■ **To do**: Transcribe all the entries word for word, but omit the images.

■ **Materials provided**:
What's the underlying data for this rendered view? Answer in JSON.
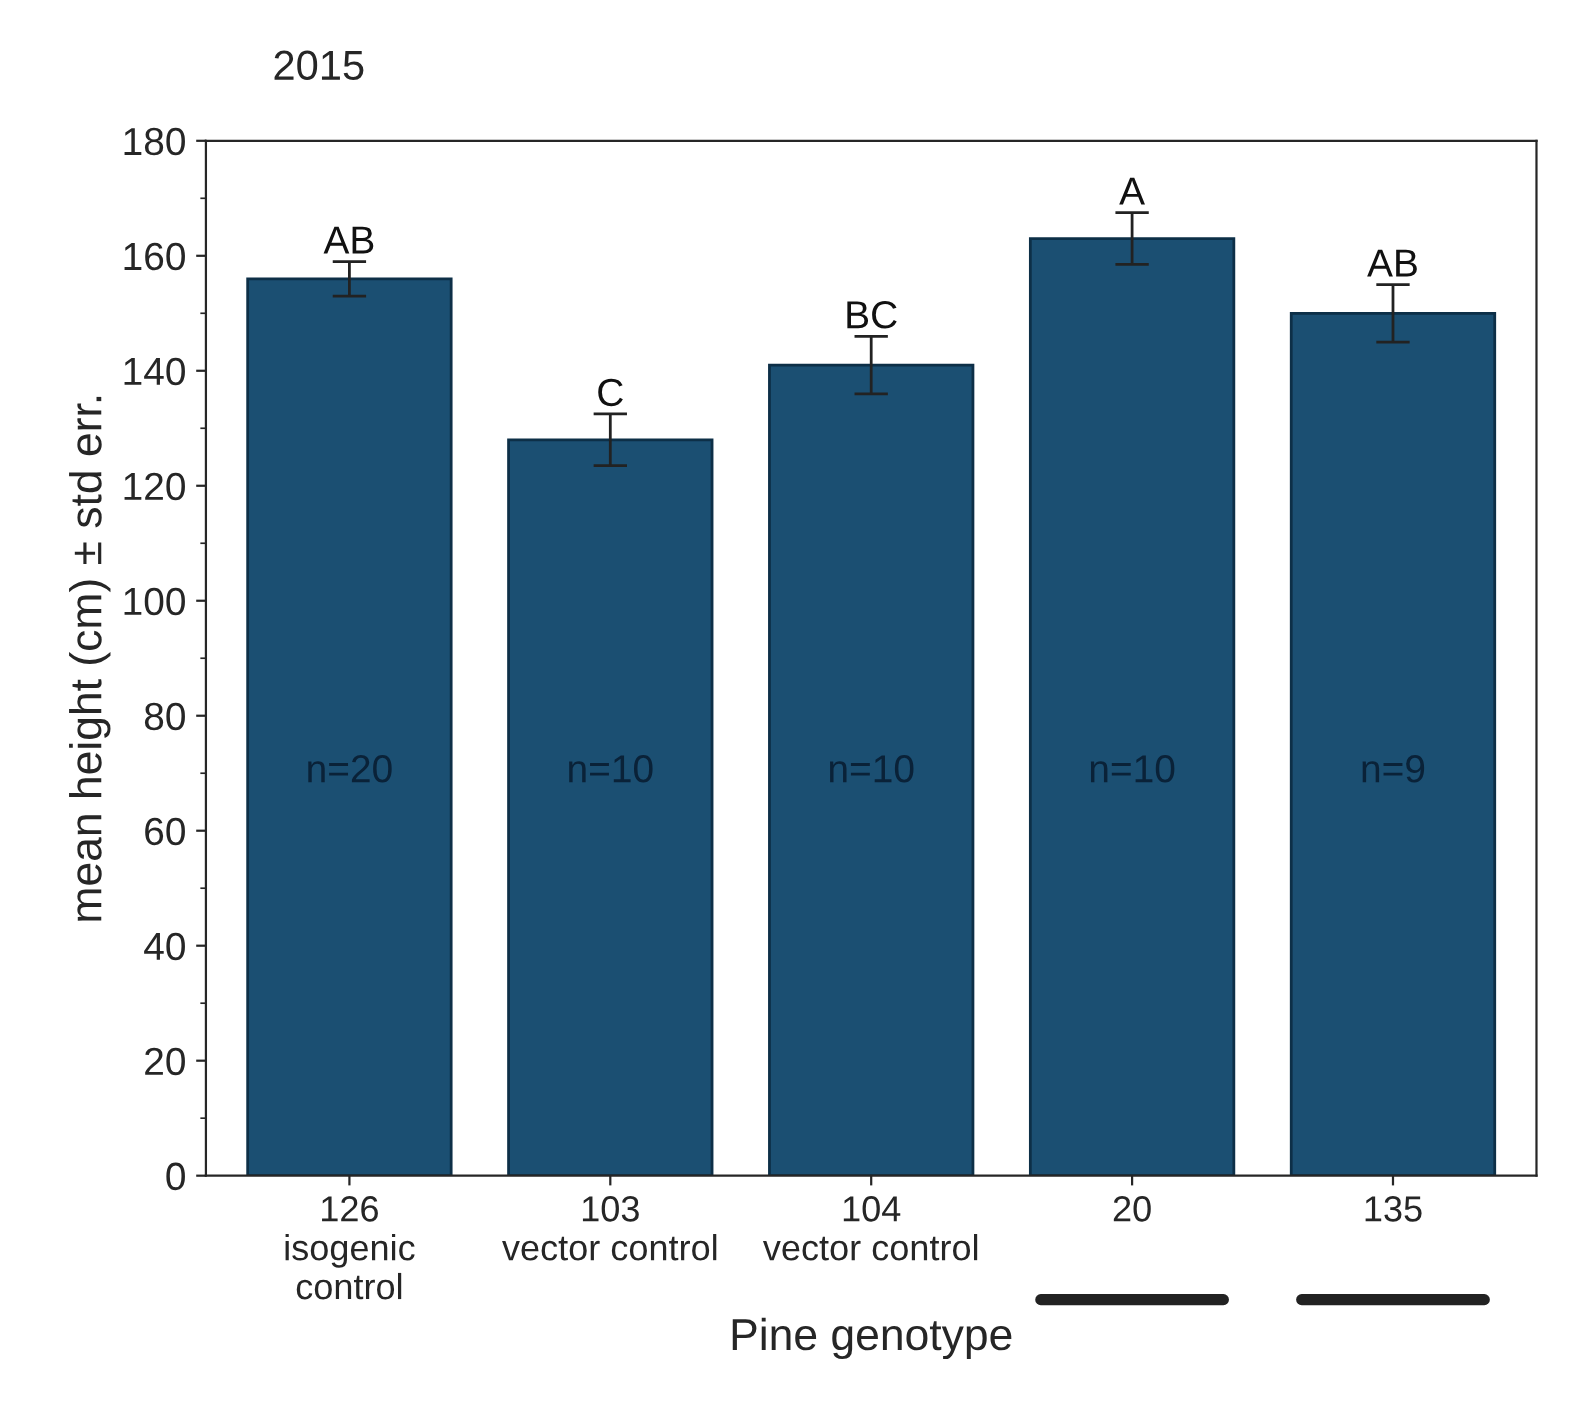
{
  "chart_data": {
    "type": "bar",
    "title": "2015",
    "xlabel": "Pine genotype",
    "ylabel": "mean height (cm) ± std err.",
    "categories": [
      "126\nisogenic\ncontrol",
      "103\nvector control",
      "104\nvector control",
      "20",
      "135"
    ],
    "values": [
      156,
      128,
      141,
      163,
      150
    ],
    "errors": [
      3,
      4.5,
      5,
      4.5,
      5
    ],
    "color": "#1b4f72",
    "ylim": [
      0,
      180
    ],
    "yticks": [
      0,
      20,
      40,
      60,
      80,
      100,
      120,
      140,
      160,
      180
    ],
    "annotations": [
      {
        "text": "AB",
        "x": "126\nisogenic\ncontrol",
        "y": 159
      },
      {
        "text": "C",
        "x": "103\nvector control",
        "y": 132.5
      },
      {
        "text": "BC",
        "x": "104\nvector control",
        "y": 146
      },
      {
        "text": "A",
        "x": "20",
        "y": 167.5
      },
      {
        "text": "AB",
        "x": "135",
        "y": 155
      },
      "n=20",
      "n=10",
      "n=10",
      "n=10",
      "n=9"
    ]
  }
}
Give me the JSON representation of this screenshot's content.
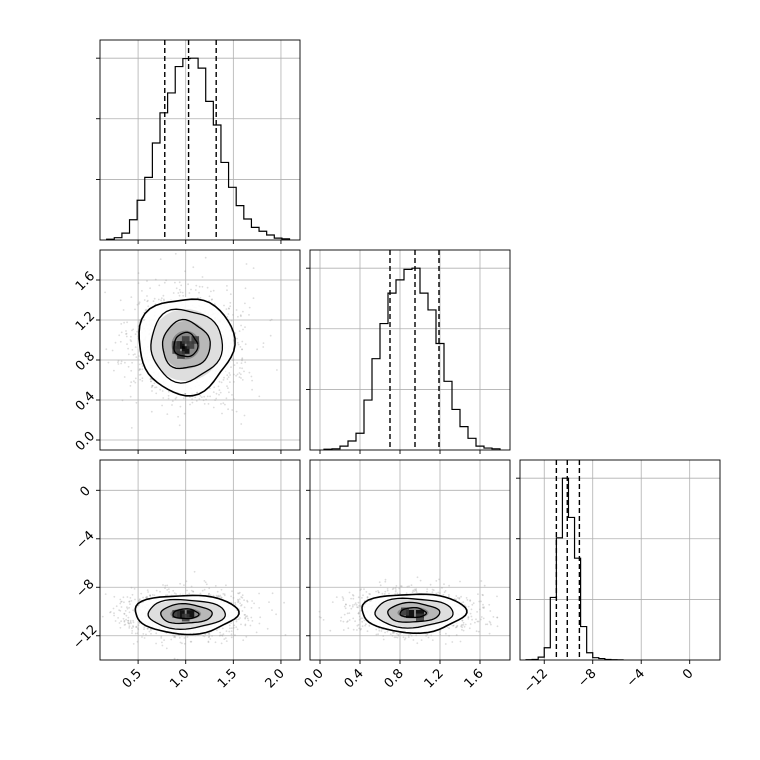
{
  "chart_data": {
    "type": "corner",
    "grid": true,
    "contour_levels": 4,
    "histograms": [
      {
        "param_index": 0,
        "xlim": [
          0.1,
          2.2
        ],
        "bin_edges": [
          0.17,
          0.25,
          0.33,
          0.41,
          0.49,
          0.57,
          0.65,
          0.73,
          0.81,
          0.89,
          0.97,
          1.05,
          1.13,
          1.21,
          1.29,
          1.37,
          1.45,
          1.53,
          1.61,
          1.69,
          1.77,
          1.85,
          1.93,
          2.01,
          2.09
        ],
        "counts": [
          0.2,
          0.6,
          1.8,
          5.3,
          10.4,
          16.4,
          25.4,
          33.3,
          38.5,
          45.4,
          47.5,
          47.6,
          45.0,
          36.3,
          30.1,
          20.3,
          13.8,
          9.0,
          5.5,
          3.3,
          2.3,
          1.3,
          0.5,
          0.3
        ],
        "quantiles": [
          0.78,
          1.03,
          1.32
        ]
      },
      {
        "param_index": 1,
        "xlim": [
          -0.1,
          1.9
        ],
        "bin_edges": [
          0.04,
          0.12,
          0.2,
          0.28,
          0.36,
          0.44,
          0.52,
          0.6,
          0.68,
          0.76,
          0.84,
          0.92,
          1.0,
          1.08,
          1.16,
          1.24,
          1.32,
          1.4,
          1.48,
          1.56,
          1.64,
          1.72,
          1.8
        ],
        "counts": [
          0.2,
          0.3,
          1.0,
          2.3,
          4.3,
          12.8,
          23.4,
          32.4,
          40.2,
          43.6,
          46.3,
          46.6,
          40.2,
          35.9,
          27.3,
          17.6,
          10.4,
          6.0,
          3.0,
          1.0,
          0.5,
          0.3
        ],
        "quantiles": [
          0.7,
          0.95,
          1.19
        ]
      },
      {
        "param_index": 2,
        "xlim": [
          -14,
          2.5
        ],
        "bin_edges": [
          -13.5,
          -13.0,
          -12.5,
          -12.0,
          -11.5,
          -11.0,
          -10.5,
          -10.0,
          -9.5,
          -9.0,
          -8.5,
          -8.0,
          -7.5,
          -7.0,
          -6.5,
          -6.0,
          -5.5
        ],
        "counts": [
          0.1,
          0.2,
          1.0,
          4.2,
          21.5,
          42.0,
          62.5,
          49.0,
          35.0,
          11.5,
          2.5,
          0.8,
          0.5,
          0.2,
          0.1,
          0.05
        ],
        "quantiles": [
          -11.0,
          -10.1,
          -9.1
        ]
      }
    ],
    "scatter_panels": [
      {
        "x_param": 0,
        "y_param": 1,
        "xlim": [
          0.1,
          2.2
        ],
        "ylim": [
          -0.1,
          1.9
        ],
        "center": [
          1.0,
          0.95
        ],
        "std": [
          0.25,
          0.24
        ],
        "contour_radii": [
          0.5,
          1.0,
          1.5,
          2.0
        ],
        "peak_cells": [
          [
            0.95,
            0.95
          ],
          [
            1.0,
            0.9
          ],
          [
            0.9,
            0.95
          ],
          [
            1.0,
            1.0
          ],
          [
            1.05,
            0.95
          ],
          [
            0.95,
            0.85
          ],
          [
            1.1,
            1.0
          ],
          [
            0.9,
            0.9
          ]
        ]
      },
      {
        "x_param": 0,
        "y_param": 2,
        "xlim": [
          0.1,
          2.2
        ],
        "ylim": [
          -14,
          2.5
        ],
        "center": [
          1.0,
          -10.2
        ],
        "std": [
          0.27,
          0.8
        ],
        "contour_radii": [
          0.5,
          1.0,
          1.5,
          2.0
        ],
        "peak_cells": [
          [
            0.95,
            -10.2
          ],
          [
            1.05,
            -10.2
          ],
          [
            0.9,
            -10.2
          ],
          [
            1.0,
            -10.5
          ]
        ]
      },
      {
        "x_param": 1,
        "y_param": 2,
        "xlim": [
          -0.1,
          1.9
        ],
        "ylim": [
          -14,
          2.5
        ],
        "center": [
          0.93,
          -10.1
        ],
        "std": [
          0.26,
          0.8
        ],
        "contour_radii": [
          0.5,
          1.0,
          1.5,
          2.0
        ],
        "peak_cells": [
          [
            0.9,
            -10.2
          ],
          [
            1.0,
            -10.2
          ],
          [
            0.85,
            -10.0
          ],
          [
            1.0,
            -10.5
          ]
        ]
      }
    ],
    "axes": {
      "col0_x_ticks": [
        {
          "value": 0.5,
          "label": "0.5"
        },
        {
          "value": 1.0,
          "label": "1.0"
        },
        {
          "value": 1.5,
          "label": "1.5"
        },
        {
          "value": 2.0,
          "label": "2.0"
        }
      ],
      "col1_x_ticks": [
        {
          "value": 0.0,
          "label": "0.0"
        },
        {
          "value": 0.4,
          "label": "0.4"
        },
        {
          "value": 0.8,
          "label": "0.8"
        },
        {
          "value": 1.2,
          "label": "1.2"
        },
        {
          "value": 1.6,
          "label": "1.6"
        }
      ],
      "col2_x_ticks": [
        {
          "value": -12,
          "label": "−12"
        },
        {
          "value": -8,
          "label": "−8"
        },
        {
          "value": -4,
          "label": "−4"
        },
        {
          "value": 0,
          "label": "0"
        }
      ],
      "row1_y_ticks": [
        {
          "value": 0.0,
          "label": "0.0"
        },
        {
          "value": 0.4,
          "label": "0.4"
        },
        {
          "value": 0.8,
          "label": "0.8"
        },
        {
          "value": 1.2,
          "label": "1.2"
        },
        {
          "value": 1.6,
          "label": "1.6"
        }
      ],
      "row2_y_ticks": [
        {
          "value": -12,
          "label": "−12"
        },
        {
          "value": -8,
          "label": "−8"
        },
        {
          "value": -4,
          "label": "−4"
        },
        {
          "value": 0,
          "label": "0"
        }
      ]
    },
    "colors": {
      "line": "#000000",
      "grid": "#b0b0b0",
      "scatter": "#9a9a9a",
      "density_max": "#000000"
    }
  }
}
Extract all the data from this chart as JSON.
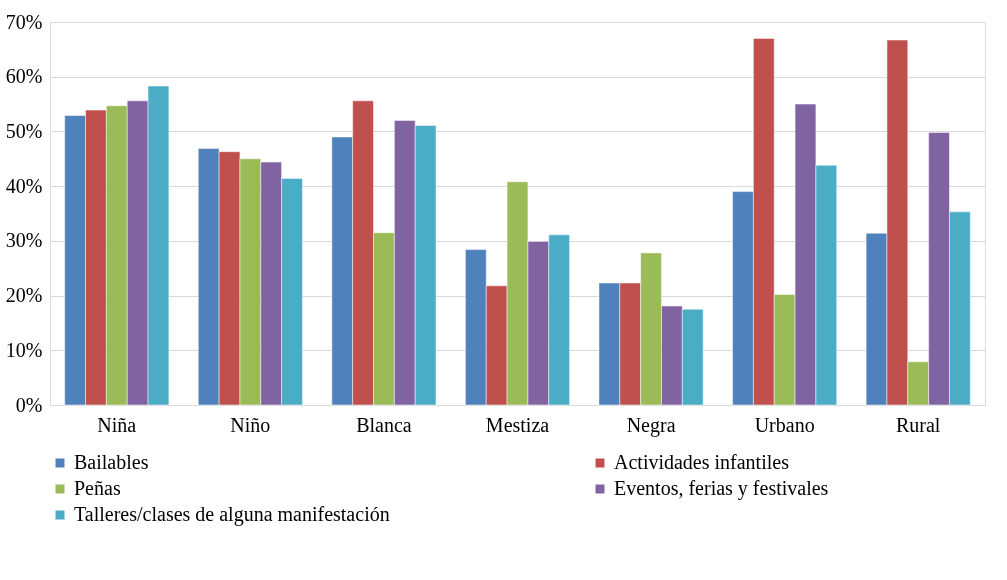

■ **Correct response**:
What's the underlying data for this rendered view? Answer in JSON.
{
  "chart_data": {
    "type": "bar",
    "title": "2015",
    "xlabel": "Pine genotype",
    "ylabel": "mean height (cm) ± std err.",
    "categories": [
      "126\nisogenic\ncontrol",
      "103\nvector control",
      "104\nvector control",
      "20",
      "135"
    ],
    "values": [
      156,
      128,
      141,
      163,
      150
    ],
    "errors": [
      3,
      4.5,
      5,
      4.5,
      5
    ],
    "color": "#1b4f72",
    "ylim": [
      0,
      180
    ],
    "yticks": [
      0,
      20,
      40,
      60,
      80,
      100,
      120,
      140,
      160,
      180
    ],
    "annotations": [
      {
        "text": "AB",
        "x": "126\nisogenic\ncontrol",
        "y": 159
      },
      {
        "text": "C",
        "x": "103\nvector control",
        "y": 132.5
      },
      {
        "text": "BC",
        "x": "104\nvector control",
        "y": 146
      },
      {
        "text": "A",
        "x": "20",
        "y": 167.5
      },
      {
        "text": "AB",
        "x": "135",
        "y": 155
      },
      "n=20",
      "n=10",
      "n=10",
      "n=10",
      "n=9"
    ]
  }
}
Give me the JSON representation of this screenshot's content.
{
  "chart_data": {
    "type": "corner",
    "grid": true,
    "contour_levels": 4,
    "histograms": [
      {
        "param_index": 0,
        "xlim": [
          0.1,
          2.2
        ],
        "bin_edges": [
          0.17,
          0.25,
          0.33,
          0.41,
          0.49,
          0.57,
          0.65,
          0.73,
          0.81,
          0.89,
          0.97,
          1.05,
          1.13,
          1.21,
          1.29,
          1.37,
          1.45,
          1.53,
          1.61,
          1.69,
          1.77,
          1.85,
          1.93,
          2.01,
          2.09
        ],
        "counts": [
          0.2,
          0.6,
          1.8,
          5.3,
          10.4,
          16.4,
          25.4,
          33.3,
          38.5,
          45.4,
          47.5,
          47.6,
          45.0,
          36.3,
          30.1,
          20.3,
          13.8,
          9.0,
          5.5,
          3.3,
          2.3,
          1.3,
          0.5,
          0.3
        ],
        "quantiles": [
          0.78,
          1.03,
          1.32
        ]
      },
      {
        "param_index": 1,
        "xlim": [
          -0.1,
          1.9
        ],
        "bin_edges": [
          0.04,
          0.12,
          0.2,
          0.28,
          0.36,
          0.44,
          0.52,
          0.6,
          0.68,
          0.76,
          0.84,
          0.92,
          1.0,
          1.08,
          1.16,
          1.24,
          1.32,
          1.4,
          1.48,
          1.56,
          1.64,
          1.72,
          1.8
        ],
        "counts": [
          0.2,
          0.3,
          1.0,
          2.3,
          4.3,
          12.8,
          23.4,
          32.4,
          40.2,
          43.6,
          46.3,
          46.6,
          40.2,
          35.9,
          27.3,
          17.6,
          10.4,
          6.0,
          3.0,
          1.0,
          0.5,
          0.3
        ],
        "quantiles": [
          0.7,
          0.95,
          1.19
        ]
      },
      {
        "param_index": 2,
        "xlim": [
          -14,
          2.5
        ],
        "bin_edges": [
          -13.5,
          -13.0,
          -12.5,
          -12.0,
          -11.5,
          -11.0,
          -10.5,
          -10.0,
          -9.5,
          -9.0,
          -8.5,
          -8.0,
          -7.5,
          -7.0,
          -6.5,
          -6.0,
          -5.5
        ],
        "counts": [
          0.1,
          0.2,
          1.0,
          4.2,
          21.5,
          42.0,
          62.5,
          49.0,
          35.0,
          11.5,
          2.5,
          0.8,
          0.5,
          0.2,
          0.1,
          0.05
        ],
        "quantiles": [
          -11.0,
          -10.1,
          -9.1
        ]
      }
    ],
    "scatter_panels": [
      {
        "x_param": 0,
        "y_param": 1,
        "xlim": [
          0.1,
          2.2
        ],
        "ylim": [
          -0.1,
          1.9
        ],
        "center": [
          1.0,
          0.95
        ],
        "std": [
          0.25,
          0.24
        ],
        "contour_radii": [
          0.5,
          1.0,
          1.5,
          2.0
        ],
        "peak_cells": [
          [
            0.95,
            0.95
          ],
          [
            1.0,
            0.9
          ],
          [
            0.9,
            0.95
          ],
          [
            1.0,
            1.0
          ],
          [
            1.05,
            0.95
          ],
          [
            0.95,
            0.85
          ],
          [
            1.1,
            1.0
          ],
          [
            0.9,
            0.9
          ]
        ]
      },
      {
        "x_param": 0,
        "y_param": 2,
        "xlim": [
          0.1,
          2.2
        ],
        "ylim": [
          -14,
          2.5
        ],
        "center": [
          1.0,
          -10.2
        ],
        "std": [
          0.27,
          0.8
        ],
        "contour_radii": [
          0.5,
          1.0,
          1.5,
          2.0
        ],
        "peak_cells": [
          [
            0.95,
            -10.2
          ],
          [
            1.05,
            -10.2
          ],
          [
            0.9,
            -10.2
          ],
          [
            1.0,
            -10.5
          ]
        ]
      },
      {
        "x_param": 1,
        "y_param": 2,
        "xlim": [
          -0.1,
          1.9
        ],
        "ylim": [
          -14,
          2.5
        ],
        "center": [
          0.93,
          -10.1
        ],
        "std": [
          0.26,
          0.8
        ],
        "contour_radii": [
          0.5,
          1.0,
          1.5,
          2.0
        ],
        "peak_cells": [
          [
            0.9,
            -10.2
          ],
          [
            1.0,
            -10.2
          ],
          [
            0.85,
            -10.0
          ],
          [
            1.0,
            -10.5
          ]
        ]
      }
    ],
    "axes": {
      "col0_x_ticks": [
        {
          "value": 0.5,
          "label": "0.5"
        },
        {
          "value": 1.0,
          "label": "1.0"
        },
        {
          "value": 1.5,
          "label": "1.5"
        },
        {
          "value": 2.0,
          "label": "2.0"
        }
      ],
      "col1_x_ticks": [
        {
          "value": 0.0,
          "label": "0.0"
        },
        {
          "value": 0.4,
          "label": "0.4"
        },
        {
          "value": 0.8,
          "label": "0.8"
        },
        {
          "value": 1.2,
          "label": "1.2"
        },
        {
          "value": 1.6,
          "label": "1.6"
        }
      ],
      "col2_x_ticks": [
        {
          "value": -12,
          "label": "−12"
        },
        {
          "value": -8,
          "label": "−8"
        },
        {
          "value": -4,
          "label": "−4"
        },
        {
          "value": 0,
          "label": "0"
        }
      ],
      "row1_y_ticks": [
        {
          "value": 0.0,
          "label": "0.0"
        },
        {
          "value": 0.4,
          "label": "0.4"
        },
        {
          "value": 0.8,
          "label": "0.8"
        },
        {
          "value": 1.2,
          "label": "1.2"
        },
        {
          "value": 1.6,
          "label": "1.6"
        }
      ],
      "row2_y_ticks": [
        {
          "value": -12,
          "label": "−12"
        },
        {
          "value": -8,
          "label": "−8"
        },
        {
          "value": -4,
          "label": "−4"
        },
        {
          "value": 0,
          "label": "0"
        }
      ]
    },
    "colors": {
      "line": "#000000",
      "grid": "#b0b0b0",
      "scatter": "#9a9a9a",
      "density_max": "#000000"
    }
  }
}
Extract all the data from this chart as JSON.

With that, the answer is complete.